MATERIAL PROVIDED
━━━━━━━━━━━━━━━━━━━━━━━━━━━━━━
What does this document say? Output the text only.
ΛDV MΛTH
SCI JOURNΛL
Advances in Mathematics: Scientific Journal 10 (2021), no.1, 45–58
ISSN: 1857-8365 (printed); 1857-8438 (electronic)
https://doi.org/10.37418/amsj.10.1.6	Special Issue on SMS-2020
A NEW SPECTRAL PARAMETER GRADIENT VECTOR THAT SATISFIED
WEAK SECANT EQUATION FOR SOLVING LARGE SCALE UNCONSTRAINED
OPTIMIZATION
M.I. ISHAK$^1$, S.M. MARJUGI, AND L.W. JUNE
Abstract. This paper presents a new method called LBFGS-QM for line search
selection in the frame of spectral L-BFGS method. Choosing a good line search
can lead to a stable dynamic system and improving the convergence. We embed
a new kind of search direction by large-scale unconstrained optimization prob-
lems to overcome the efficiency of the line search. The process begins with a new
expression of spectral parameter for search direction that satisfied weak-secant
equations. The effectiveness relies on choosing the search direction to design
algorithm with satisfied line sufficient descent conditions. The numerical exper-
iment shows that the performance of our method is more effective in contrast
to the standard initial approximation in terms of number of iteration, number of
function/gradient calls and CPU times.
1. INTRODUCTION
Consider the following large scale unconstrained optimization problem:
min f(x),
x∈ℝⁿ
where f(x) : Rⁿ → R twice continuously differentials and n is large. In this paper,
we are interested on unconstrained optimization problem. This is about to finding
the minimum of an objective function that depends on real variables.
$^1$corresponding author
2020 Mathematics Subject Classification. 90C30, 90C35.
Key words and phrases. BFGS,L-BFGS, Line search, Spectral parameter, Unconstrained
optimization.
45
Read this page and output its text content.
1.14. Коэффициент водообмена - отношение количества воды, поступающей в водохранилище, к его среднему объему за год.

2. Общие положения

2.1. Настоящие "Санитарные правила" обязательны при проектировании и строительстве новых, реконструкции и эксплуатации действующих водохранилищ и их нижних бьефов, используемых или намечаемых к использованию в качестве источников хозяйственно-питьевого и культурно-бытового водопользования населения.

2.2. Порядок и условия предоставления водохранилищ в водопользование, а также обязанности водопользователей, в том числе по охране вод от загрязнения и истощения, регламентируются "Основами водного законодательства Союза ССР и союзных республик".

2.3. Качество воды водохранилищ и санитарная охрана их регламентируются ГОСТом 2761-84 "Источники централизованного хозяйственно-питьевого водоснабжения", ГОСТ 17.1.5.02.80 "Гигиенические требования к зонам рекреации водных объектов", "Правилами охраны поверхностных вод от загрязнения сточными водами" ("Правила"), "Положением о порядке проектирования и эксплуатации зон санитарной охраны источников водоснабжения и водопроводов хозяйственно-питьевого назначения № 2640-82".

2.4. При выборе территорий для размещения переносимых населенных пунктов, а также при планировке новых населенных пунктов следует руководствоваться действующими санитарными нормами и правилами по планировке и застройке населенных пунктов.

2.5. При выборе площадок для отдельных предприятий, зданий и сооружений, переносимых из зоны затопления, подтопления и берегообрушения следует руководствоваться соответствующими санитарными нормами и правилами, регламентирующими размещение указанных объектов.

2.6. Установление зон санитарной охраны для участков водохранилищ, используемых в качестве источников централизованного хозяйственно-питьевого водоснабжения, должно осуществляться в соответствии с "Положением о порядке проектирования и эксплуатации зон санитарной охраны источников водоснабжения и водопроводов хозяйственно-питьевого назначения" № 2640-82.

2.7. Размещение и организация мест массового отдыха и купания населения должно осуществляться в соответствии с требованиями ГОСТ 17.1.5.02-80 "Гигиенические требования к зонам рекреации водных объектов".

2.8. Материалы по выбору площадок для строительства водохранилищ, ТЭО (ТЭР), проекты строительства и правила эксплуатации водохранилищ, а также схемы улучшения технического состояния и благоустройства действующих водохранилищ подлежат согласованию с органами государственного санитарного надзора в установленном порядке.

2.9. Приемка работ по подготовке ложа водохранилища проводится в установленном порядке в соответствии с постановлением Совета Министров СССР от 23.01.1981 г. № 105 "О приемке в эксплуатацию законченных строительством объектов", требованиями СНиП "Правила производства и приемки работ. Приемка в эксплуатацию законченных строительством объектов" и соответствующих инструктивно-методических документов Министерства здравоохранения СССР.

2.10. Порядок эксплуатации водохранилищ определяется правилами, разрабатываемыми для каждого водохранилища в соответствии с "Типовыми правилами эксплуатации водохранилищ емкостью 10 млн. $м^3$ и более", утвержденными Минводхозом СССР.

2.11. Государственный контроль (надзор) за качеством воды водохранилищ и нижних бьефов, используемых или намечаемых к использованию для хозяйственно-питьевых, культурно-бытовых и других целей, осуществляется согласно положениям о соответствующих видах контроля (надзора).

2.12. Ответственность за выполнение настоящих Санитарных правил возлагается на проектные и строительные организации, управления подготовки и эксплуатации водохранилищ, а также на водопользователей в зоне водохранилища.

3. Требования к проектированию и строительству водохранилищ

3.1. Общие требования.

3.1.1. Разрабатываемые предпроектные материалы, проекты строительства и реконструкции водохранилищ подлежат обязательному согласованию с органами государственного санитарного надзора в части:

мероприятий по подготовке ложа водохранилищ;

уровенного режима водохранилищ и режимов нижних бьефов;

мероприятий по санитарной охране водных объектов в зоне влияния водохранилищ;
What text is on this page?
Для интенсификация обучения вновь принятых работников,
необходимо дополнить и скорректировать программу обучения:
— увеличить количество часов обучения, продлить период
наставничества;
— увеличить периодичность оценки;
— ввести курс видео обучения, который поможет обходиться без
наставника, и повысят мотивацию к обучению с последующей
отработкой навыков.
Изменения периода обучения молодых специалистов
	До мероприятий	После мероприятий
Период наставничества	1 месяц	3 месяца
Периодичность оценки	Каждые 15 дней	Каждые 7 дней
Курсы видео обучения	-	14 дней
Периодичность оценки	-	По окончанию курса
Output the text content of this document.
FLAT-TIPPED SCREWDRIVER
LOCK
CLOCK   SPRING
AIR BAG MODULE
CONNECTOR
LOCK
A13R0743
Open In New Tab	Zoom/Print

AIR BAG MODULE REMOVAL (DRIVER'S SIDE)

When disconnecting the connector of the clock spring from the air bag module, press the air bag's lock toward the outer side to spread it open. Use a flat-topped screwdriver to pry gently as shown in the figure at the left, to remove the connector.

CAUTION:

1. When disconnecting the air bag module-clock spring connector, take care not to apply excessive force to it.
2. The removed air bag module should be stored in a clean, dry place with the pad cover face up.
━━━━━━━━━━━━━━━━━━━━━━━━━━━━━━
TASK OBJECTIVE
Only the lines from the one that contains "Output the text content of this document." to the end of the entries above should be given again, exactly and in full.

FULL SOLUTION
Output the text content of this document.
FLAT-TIPPED SCREWDRIVER
LOCK
CLOCK   SPRING
AIR BAG MODULE
CONNECTOR
LOCK
A13R0743
Open In New Tab	Zoom/Print

AIR BAG MODULE REMOVAL (DRIVER'S SIDE)

When disconnecting the connector of the clock spring from the air bag module, press the air bag's lock toward the outer side to spread it open. Use a flat-topped screwdriver to pry gently as shown in the figure at the left, to remove the connector.

CAUTION:

1. When disconnecting the air bag module-clock spring connector, take care not to apply excessive force to it.
2. The removed air bag module should be stored in a clean, dry place with the pad cover face up.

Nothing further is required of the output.